▸ **Exercise brief**
For the entries that follow, state how many lines include the word "this", giving the number and nothing else.

▼

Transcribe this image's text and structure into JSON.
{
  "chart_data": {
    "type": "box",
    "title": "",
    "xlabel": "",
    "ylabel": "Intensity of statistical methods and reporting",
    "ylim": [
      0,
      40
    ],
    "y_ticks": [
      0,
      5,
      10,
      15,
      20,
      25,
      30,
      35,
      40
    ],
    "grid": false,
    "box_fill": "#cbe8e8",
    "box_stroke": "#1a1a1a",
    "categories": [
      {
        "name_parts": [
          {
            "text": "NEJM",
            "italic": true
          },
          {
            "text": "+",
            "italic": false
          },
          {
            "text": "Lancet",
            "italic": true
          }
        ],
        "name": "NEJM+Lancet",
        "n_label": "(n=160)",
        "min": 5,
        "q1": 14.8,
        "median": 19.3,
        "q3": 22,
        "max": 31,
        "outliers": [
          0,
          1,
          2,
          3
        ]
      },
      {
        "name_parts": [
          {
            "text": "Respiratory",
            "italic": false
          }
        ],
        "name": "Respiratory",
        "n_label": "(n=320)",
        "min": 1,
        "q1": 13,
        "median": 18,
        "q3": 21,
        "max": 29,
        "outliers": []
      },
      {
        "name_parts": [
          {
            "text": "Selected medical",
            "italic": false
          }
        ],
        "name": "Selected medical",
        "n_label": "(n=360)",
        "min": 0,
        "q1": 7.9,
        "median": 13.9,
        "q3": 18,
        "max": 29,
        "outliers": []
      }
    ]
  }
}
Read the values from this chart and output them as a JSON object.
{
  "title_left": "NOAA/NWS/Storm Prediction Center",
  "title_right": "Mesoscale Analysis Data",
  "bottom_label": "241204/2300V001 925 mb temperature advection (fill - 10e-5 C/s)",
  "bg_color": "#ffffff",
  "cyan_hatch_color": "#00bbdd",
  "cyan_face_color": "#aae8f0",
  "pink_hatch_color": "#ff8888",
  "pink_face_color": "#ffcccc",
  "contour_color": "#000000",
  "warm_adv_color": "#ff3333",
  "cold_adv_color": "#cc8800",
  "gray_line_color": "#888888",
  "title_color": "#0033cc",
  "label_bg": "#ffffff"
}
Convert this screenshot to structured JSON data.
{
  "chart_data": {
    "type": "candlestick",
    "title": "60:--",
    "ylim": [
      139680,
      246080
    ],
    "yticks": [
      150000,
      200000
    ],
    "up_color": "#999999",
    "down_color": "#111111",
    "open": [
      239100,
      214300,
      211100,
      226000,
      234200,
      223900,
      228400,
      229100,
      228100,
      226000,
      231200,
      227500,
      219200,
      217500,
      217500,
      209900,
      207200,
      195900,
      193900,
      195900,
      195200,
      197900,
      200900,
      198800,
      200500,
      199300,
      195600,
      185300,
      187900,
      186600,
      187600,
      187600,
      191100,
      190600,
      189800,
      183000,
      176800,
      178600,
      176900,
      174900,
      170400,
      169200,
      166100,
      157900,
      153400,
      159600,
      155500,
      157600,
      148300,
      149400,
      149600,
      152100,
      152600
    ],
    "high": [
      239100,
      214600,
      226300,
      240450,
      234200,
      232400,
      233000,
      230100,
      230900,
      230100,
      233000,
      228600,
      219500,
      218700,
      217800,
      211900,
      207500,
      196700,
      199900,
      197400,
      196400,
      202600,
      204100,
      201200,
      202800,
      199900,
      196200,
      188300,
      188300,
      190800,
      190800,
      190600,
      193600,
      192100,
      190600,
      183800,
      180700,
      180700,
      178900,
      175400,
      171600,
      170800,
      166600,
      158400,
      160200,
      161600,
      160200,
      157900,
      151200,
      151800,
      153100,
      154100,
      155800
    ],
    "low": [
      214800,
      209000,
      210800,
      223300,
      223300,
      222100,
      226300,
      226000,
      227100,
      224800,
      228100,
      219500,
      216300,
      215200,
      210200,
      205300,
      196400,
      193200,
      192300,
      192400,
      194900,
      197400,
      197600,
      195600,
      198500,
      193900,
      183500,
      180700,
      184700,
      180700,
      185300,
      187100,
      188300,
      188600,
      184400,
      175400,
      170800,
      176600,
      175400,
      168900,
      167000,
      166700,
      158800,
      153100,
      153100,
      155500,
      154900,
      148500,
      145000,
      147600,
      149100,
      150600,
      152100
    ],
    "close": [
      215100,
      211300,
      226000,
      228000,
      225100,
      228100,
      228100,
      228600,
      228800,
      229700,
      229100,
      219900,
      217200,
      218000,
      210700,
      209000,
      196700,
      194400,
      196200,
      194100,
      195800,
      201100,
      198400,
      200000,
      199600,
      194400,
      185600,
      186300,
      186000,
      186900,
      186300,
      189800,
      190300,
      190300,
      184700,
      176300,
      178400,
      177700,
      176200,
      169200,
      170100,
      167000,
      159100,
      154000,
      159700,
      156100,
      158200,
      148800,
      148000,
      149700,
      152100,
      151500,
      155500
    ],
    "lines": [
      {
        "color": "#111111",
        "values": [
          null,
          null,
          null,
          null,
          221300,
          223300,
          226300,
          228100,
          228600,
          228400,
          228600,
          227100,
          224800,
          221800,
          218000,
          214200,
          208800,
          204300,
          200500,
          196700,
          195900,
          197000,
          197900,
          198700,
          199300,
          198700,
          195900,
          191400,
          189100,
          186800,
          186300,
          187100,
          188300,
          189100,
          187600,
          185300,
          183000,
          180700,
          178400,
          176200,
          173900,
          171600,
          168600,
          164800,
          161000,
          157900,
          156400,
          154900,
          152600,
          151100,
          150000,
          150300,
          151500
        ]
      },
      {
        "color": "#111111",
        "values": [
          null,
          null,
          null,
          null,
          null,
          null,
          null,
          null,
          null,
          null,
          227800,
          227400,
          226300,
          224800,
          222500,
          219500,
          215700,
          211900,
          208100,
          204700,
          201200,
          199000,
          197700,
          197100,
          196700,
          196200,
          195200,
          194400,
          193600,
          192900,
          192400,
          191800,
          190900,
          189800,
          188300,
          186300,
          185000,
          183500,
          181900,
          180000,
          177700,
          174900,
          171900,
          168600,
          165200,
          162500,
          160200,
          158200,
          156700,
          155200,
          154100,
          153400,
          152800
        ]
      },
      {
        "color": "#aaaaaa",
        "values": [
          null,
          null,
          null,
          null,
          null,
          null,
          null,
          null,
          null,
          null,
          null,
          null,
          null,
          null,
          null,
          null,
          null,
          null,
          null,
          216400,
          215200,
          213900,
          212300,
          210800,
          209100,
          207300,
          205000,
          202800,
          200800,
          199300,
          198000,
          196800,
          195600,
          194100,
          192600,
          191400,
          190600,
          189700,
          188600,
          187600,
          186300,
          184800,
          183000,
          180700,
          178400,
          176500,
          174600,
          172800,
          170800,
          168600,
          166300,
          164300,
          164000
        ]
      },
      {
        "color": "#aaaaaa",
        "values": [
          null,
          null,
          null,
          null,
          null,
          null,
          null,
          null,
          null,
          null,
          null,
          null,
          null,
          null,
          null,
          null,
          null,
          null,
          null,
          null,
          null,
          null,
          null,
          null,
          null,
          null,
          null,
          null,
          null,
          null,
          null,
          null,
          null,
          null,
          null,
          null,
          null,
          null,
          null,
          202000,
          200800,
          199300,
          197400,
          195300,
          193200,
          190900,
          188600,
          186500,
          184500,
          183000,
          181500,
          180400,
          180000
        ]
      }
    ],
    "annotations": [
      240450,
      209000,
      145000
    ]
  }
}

▲

▸ **Expected answer**
3